_What the task requires_. Each line below must be set down exactly; omit any image you find.

☆ ☆ ☆ ☆

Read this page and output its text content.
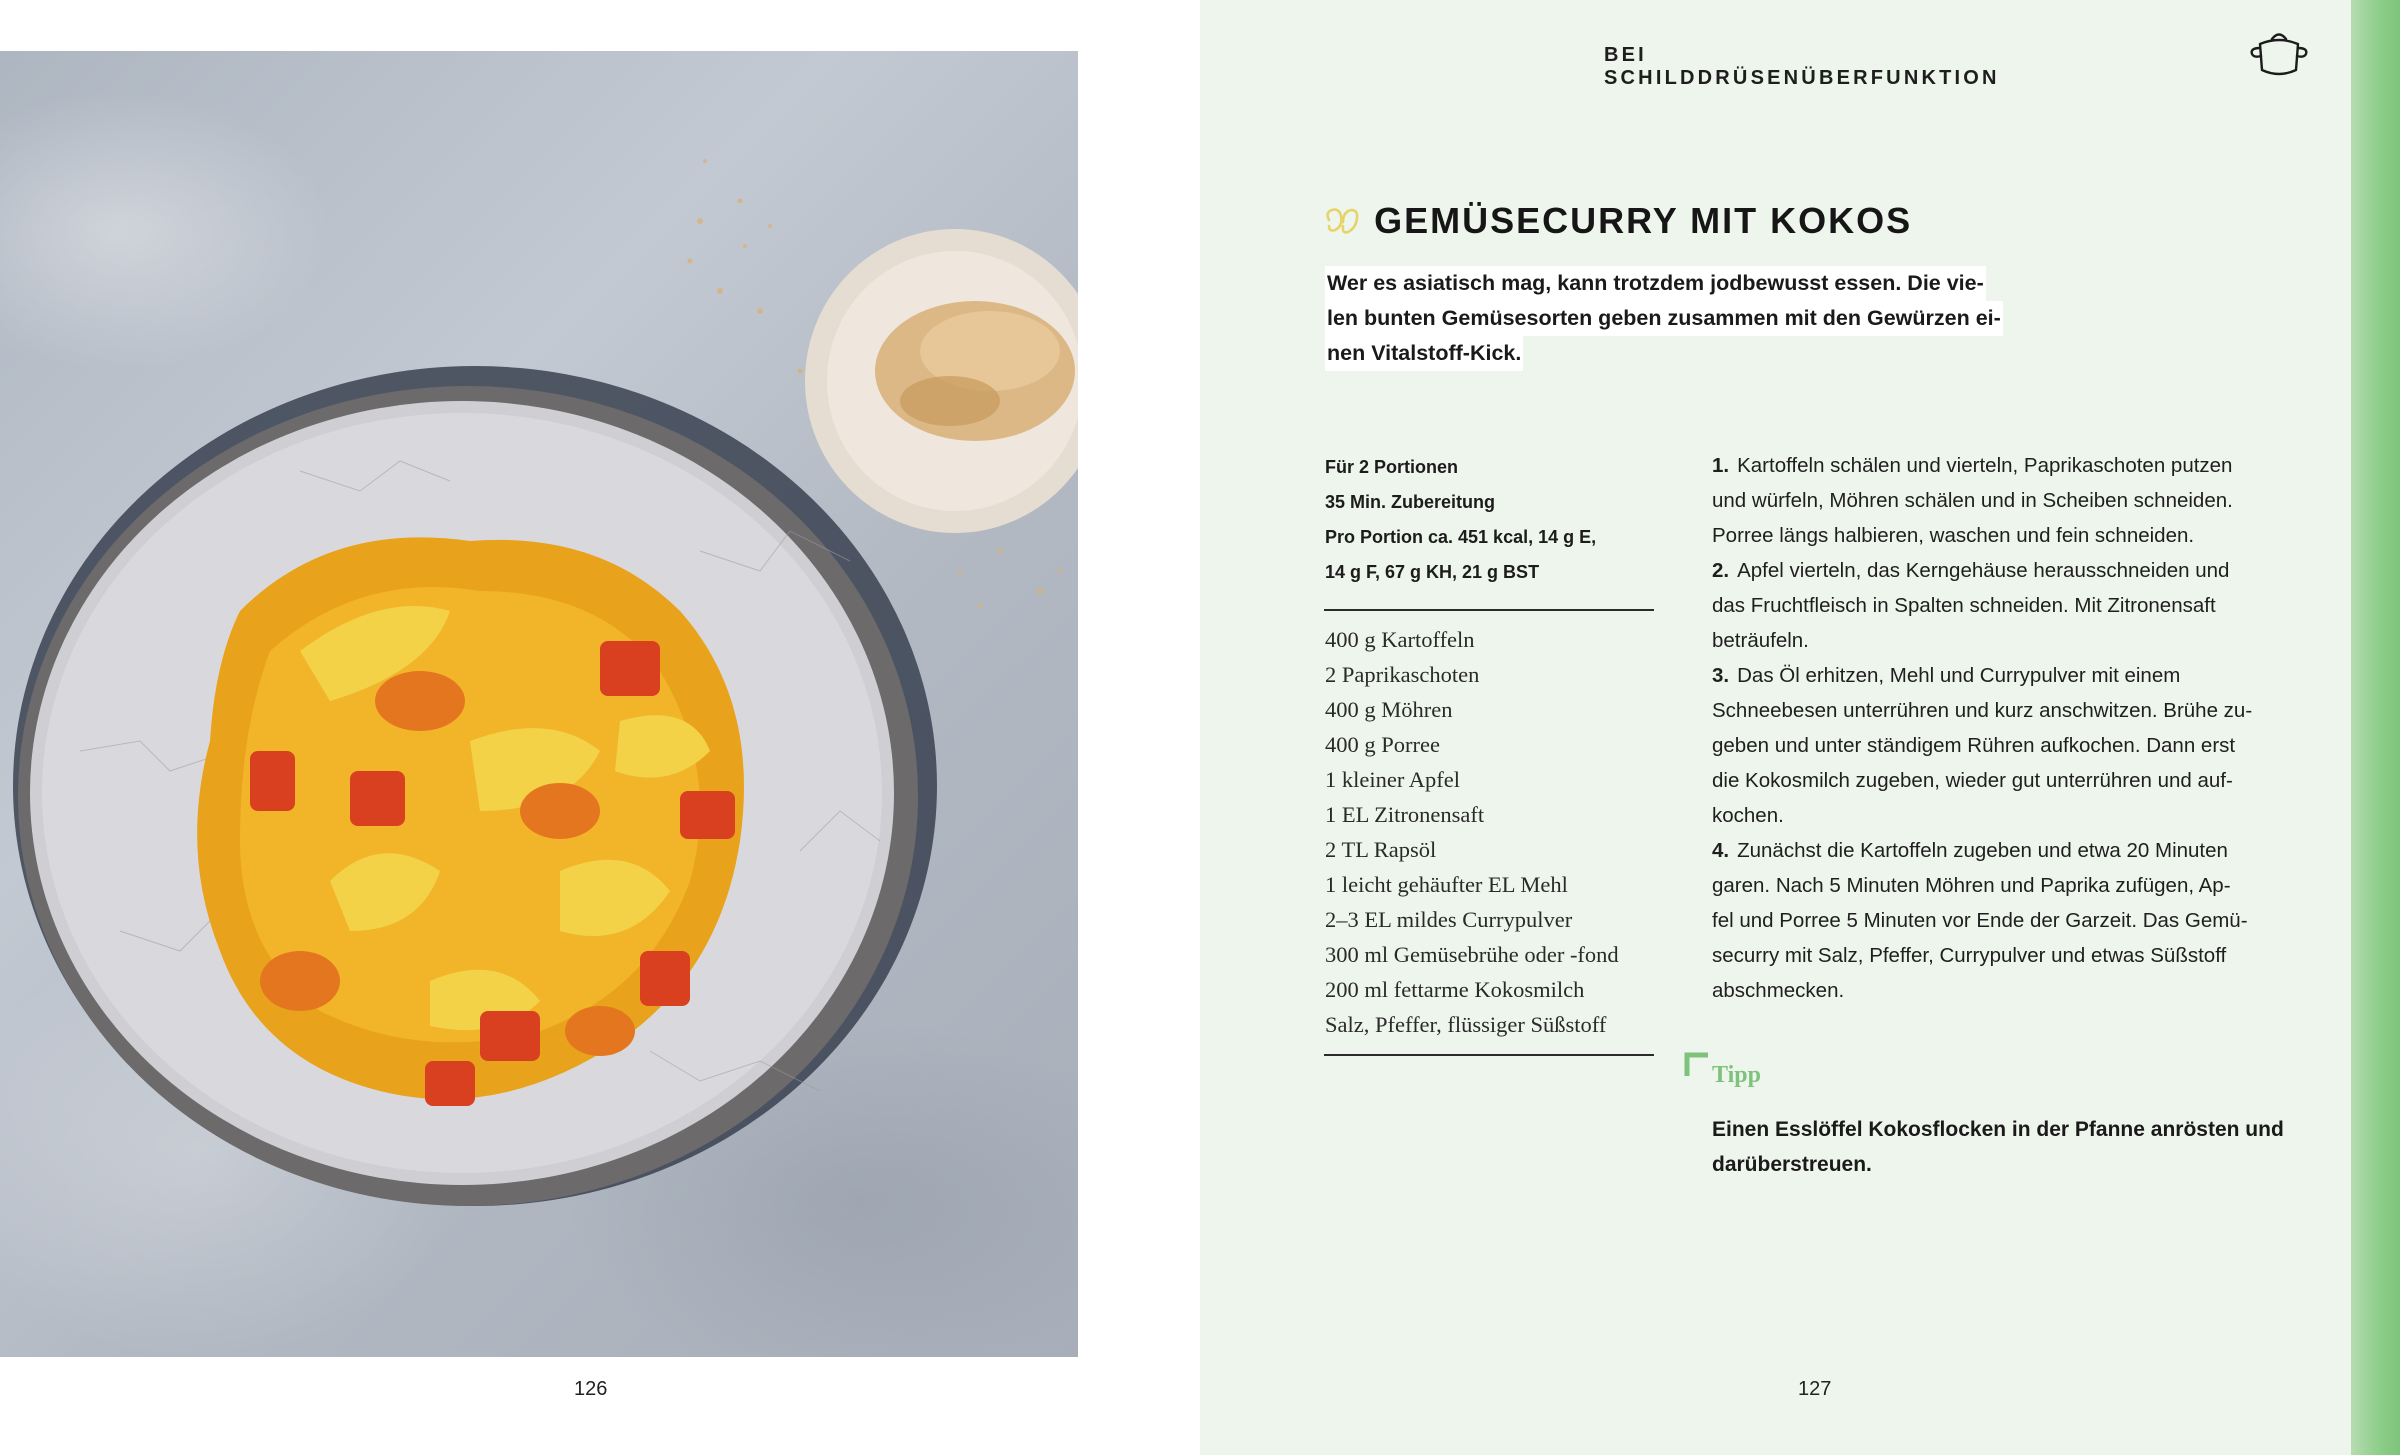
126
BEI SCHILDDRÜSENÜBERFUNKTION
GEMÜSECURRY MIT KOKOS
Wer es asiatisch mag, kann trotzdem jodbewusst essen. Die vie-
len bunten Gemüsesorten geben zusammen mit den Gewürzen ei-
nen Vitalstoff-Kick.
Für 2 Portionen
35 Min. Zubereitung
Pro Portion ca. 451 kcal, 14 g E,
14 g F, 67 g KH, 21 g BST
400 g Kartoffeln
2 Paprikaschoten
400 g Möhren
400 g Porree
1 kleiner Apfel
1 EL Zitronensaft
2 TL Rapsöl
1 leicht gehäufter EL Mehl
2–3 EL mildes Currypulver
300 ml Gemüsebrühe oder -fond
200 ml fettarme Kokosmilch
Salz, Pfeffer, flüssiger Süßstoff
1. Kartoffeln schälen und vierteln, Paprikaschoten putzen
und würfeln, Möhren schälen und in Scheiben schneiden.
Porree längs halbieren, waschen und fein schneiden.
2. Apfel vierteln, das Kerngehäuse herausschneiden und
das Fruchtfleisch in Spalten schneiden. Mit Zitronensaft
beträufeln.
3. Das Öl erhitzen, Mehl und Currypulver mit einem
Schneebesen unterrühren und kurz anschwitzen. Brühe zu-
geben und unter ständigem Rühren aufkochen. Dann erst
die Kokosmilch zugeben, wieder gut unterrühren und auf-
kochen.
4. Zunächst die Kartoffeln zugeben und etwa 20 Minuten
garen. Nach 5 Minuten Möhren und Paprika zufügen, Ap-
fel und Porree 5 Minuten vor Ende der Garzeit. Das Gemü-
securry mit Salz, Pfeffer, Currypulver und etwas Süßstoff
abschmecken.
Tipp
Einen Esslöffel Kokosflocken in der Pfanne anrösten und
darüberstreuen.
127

☆ ☆ ☆ ☆

_Solution below_.
Read this page and output its text content.
126
BEI SCHILDDRÜSENÜBERFUNKTION
GEMÜSECURRY MIT KOKOS
Wer es asiatisch mag, kann trotzdem jodbewusst essen. Die vie-
len bunten Gemüsesorten geben zusammen mit den Gewürzen ei-
nen Vitalstoff-Kick.
Für 2 Portionen
35 Min. Zubereitung
Pro Portion ca. 451 kcal, 14 g E,
14 g F, 67 g KH, 21 g BST
400 g Kartoffeln
2 Paprikaschoten
400 g Möhren
400 g Porree
1 kleiner Apfel
1 EL Zitronensaft
2 TL Rapsöl
1 leicht gehäufter EL Mehl
2–3 EL mildes Currypulver
300 ml Gemüsebrühe oder -fond
200 ml fettarme Kokosmilch
Salz, Pfeffer, flüssiger Süßstoff
1. Kartoffeln schälen und vierteln, Paprikaschoten putzen
und würfeln, Möhren schälen und in Scheiben schneiden.
Porree längs halbieren, waschen und fein schneiden.
2. Apfel vierteln, das Kerngehäuse herausschneiden und
das Fruchtfleisch in Spalten schneiden. Mit Zitronensaft
beträufeln.
3. Das Öl erhitzen, Mehl und Currypulver mit einem
Schneebesen unterrühren und kurz anschwitzen. Brühe zu-
geben und unter ständigem Rühren aufkochen. Dann erst
die Kokosmilch zugeben, wieder gut unterrühren und auf-
kochen.
4. Zunächst die Kartoffeln zugeben und etwa 20 Minuten
garen. Nach 5 Minuten Möhren und Paprika zufügen, Ap-
fel und Porree 5 Minuten vor Ende der Garzeit. Das Gemü-
securry mit Salz, Pfeffer, Currypulver und etwas Süßstoff
abschmecken.
Tipp
Einen Esslöffel Kokosflocken in der Pfanne anrösten und
darüberstreuen.
127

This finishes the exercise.